---------- Article ----------

NETDATA files are primarily used to transfer sequential and partitioned
datasets between mainframe environments, sometimes via non mainframe
environments. NETDATA is the official name for the file format of the
output from the z/OS ``TRANSMIT``, z/VM ``NETDATA`` or the opensource
tool ``XMIT370``. However, it is more often reffered to as an ``XMI`` file.
This documentation uses XMI and NETDATA interchangably. Typically third
parties and even IBM will refer to them as XMI files.

.. note::
    Some quick terminology:

    - **Dataset**: a mainframe file, usually refered to as a sequential dataset or seq
    - **Partitioned dataset**: a mainframe folder usually refered to as a PDS
    - **Member**: files in a partitioned dataset
    - **Unload**: extracting data to be used elsewhere
    - **LRECL**: The record length. This is how long each line in a file is,
      padded with spaces.
    - **RECFM**: Record format, where:

        - The first letter is one of F, V, U where:

            * F = fixed length records
            * V = Variable length records
            * U = Unknown

        - And additional letters may be:

            * B = blocked
            * A = ANSI control characters (for printers)
            * M = machine control characters (for printers)

----------

# Short problem a
According to the NETDATA excerpt, what does a V as the first letter of RECFM stand for?
The NETDATA excerpt and the records were taken from unrelated sources.

---------- Entries supplied ----------

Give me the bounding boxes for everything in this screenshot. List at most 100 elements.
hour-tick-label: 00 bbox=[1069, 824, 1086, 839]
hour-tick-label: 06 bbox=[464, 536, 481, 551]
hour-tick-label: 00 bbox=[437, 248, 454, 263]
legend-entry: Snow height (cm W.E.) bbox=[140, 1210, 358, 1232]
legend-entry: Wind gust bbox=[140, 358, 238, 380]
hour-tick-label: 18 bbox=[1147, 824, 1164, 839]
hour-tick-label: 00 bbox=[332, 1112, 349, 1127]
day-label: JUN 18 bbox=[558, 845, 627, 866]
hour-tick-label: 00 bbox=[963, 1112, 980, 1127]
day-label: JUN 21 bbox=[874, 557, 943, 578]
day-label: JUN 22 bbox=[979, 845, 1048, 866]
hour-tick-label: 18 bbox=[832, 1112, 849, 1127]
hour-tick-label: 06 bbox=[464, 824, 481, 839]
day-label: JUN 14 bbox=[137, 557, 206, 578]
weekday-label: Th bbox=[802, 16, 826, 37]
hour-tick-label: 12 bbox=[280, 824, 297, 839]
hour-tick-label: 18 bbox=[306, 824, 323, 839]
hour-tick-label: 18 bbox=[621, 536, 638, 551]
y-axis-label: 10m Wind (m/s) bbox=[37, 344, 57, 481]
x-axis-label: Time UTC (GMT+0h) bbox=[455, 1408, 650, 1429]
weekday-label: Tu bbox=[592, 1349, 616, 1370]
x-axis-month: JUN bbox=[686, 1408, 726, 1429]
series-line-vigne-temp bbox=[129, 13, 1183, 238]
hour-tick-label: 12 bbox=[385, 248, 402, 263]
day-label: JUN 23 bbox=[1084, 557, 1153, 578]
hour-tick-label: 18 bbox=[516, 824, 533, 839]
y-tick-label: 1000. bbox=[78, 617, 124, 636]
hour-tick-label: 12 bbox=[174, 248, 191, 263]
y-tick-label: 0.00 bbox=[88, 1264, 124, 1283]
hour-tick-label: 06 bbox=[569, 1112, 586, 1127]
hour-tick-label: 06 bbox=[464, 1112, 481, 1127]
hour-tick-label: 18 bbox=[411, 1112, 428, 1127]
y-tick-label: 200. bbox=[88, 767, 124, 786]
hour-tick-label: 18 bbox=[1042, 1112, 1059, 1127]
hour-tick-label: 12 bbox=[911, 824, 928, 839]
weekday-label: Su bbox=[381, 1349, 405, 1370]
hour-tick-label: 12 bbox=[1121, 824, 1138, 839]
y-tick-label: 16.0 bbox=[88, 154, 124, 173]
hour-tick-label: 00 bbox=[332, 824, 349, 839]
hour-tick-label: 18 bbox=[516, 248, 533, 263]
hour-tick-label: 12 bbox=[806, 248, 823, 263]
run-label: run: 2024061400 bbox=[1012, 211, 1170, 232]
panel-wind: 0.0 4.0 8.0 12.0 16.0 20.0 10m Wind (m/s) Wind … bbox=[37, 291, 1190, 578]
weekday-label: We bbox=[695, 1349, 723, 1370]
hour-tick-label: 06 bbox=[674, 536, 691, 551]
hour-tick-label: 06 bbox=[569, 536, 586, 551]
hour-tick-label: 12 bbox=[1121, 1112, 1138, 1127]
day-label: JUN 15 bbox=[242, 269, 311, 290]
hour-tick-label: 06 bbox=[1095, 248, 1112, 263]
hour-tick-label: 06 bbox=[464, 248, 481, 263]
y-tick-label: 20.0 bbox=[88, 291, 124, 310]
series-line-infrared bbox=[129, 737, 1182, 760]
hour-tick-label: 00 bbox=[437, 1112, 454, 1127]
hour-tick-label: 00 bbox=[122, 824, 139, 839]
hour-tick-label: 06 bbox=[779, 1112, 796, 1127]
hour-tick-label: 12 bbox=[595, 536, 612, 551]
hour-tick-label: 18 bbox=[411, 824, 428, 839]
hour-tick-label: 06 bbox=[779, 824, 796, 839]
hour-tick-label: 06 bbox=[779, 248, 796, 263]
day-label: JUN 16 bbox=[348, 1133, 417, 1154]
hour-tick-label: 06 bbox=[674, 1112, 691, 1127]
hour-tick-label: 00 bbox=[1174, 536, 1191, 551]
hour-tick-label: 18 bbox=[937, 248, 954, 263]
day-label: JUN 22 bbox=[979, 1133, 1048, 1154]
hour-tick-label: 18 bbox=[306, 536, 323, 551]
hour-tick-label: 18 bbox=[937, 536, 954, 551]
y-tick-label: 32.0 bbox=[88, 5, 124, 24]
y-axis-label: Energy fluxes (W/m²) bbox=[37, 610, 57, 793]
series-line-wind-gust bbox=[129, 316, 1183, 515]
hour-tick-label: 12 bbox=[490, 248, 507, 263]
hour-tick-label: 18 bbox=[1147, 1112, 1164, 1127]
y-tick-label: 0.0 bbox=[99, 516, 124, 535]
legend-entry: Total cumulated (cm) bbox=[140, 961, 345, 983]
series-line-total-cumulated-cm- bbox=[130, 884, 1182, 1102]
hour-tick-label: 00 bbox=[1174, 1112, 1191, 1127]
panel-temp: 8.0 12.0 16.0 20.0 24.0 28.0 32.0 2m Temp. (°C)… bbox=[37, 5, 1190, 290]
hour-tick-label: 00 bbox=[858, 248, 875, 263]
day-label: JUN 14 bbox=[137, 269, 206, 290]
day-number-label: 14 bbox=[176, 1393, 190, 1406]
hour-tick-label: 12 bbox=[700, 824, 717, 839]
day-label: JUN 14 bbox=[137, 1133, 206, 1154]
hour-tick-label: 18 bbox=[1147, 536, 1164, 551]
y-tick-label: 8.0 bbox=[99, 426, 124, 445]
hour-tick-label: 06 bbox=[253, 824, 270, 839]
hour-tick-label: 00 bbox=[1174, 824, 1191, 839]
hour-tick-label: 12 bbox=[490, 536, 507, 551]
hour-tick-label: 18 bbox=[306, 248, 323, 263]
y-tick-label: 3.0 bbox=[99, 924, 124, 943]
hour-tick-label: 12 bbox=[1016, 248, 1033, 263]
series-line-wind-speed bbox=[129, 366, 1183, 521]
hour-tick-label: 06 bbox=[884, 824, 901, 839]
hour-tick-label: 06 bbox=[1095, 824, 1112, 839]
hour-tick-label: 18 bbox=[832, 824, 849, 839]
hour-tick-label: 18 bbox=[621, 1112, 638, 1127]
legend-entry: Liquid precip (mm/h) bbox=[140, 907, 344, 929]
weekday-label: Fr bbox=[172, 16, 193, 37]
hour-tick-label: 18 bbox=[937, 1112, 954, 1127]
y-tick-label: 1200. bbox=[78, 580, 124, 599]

----------

# Short problem b
Can you rewrite the records from their first line through the line containing "hour-tick-label: 06 bbox=[569, 1112, 586, 1127]", substituting "legend-item" for every "legend-entry" and leaving all else unchanged?

# Exercise result a
Variable length records.

# Exercise result b
Give me the bounding boxes for everything in this screenshot. List at most 100 elements.
hour-tick-label: 00 bbox=[1069, 824, 1086, 839]
hour-tick-label: 06 bbox=[464, 536, 481, 551]
hour-tick-label: 00 bbox=[437, 248, 454, 263]
legend-item: Snow height (cm W.E.) bbox=[140, 1210, 358, 1232]
legend-item: Wind gust bbox=[140, 358, 238, 380]
hour-tick-label: 18 bbox=[1147, 824, 1164, 839]
hour-tick-label: 00 bbox=[332, 1112, 349, 1127]
day-label: JUN 18 bbox=[558, 845, 627, 866]
hour-tick-label: 00 bbox=[963, 1112, 980, 1127]
day-label: JUN 21 bbox=[874, 557, 943, 578]
day-label: JUN 22 bbox=[979, 845, 1048, 866]
hour-tick-label: 18 bbox=[832, 1112, 849, 1127]
hour-tick-label: 06 bbox=[464, 824, 481, 839]
day-label: JUN 14 bbox=[137, 557, 206, 578]
weekday-label: Th bbox=[802, 16, 826, 37]
hour-tick-label: 12 bbox=[280, 824, 297, 839]
hour-tick-label: 18 bbox=[306, 824, 323, 839]
hour-tick-label: 18 bbox=[621, 536, 638, 551]
y-axis-label: 10m Wind (m/s) bbox=[37, 344, 57, 481]
x-axis-label: Time UTC (GMT+0h) bbox=[455, 1408, 650, 1429]
weekday-label: Tu bbox=[592, 1349, 616, 1370]
x-axis-month: JUN bbox=[686, 1408, 726, 1429]
series-line-vigne-temp bbox=[129, 13, 1183, 238]
hour-tick-label: 12 bbox=[385, 248, 402, 263]
day-label: JUN 23 bbox=[1084, 557, 1153, 578]
hour-tick-label: 18 bbox=[516, 824, 533, 839]
y-tick-label: 1000. bbox=[78, 617, 124, 636]
hour-tick-label: 12 bbox=[174, 248, 191, 263]
y-tick-label: 0.00 bbox=[88, 1264, 124, 1283]
hour-tick-label: 06 bbox=[569, 1112, 586, 1127]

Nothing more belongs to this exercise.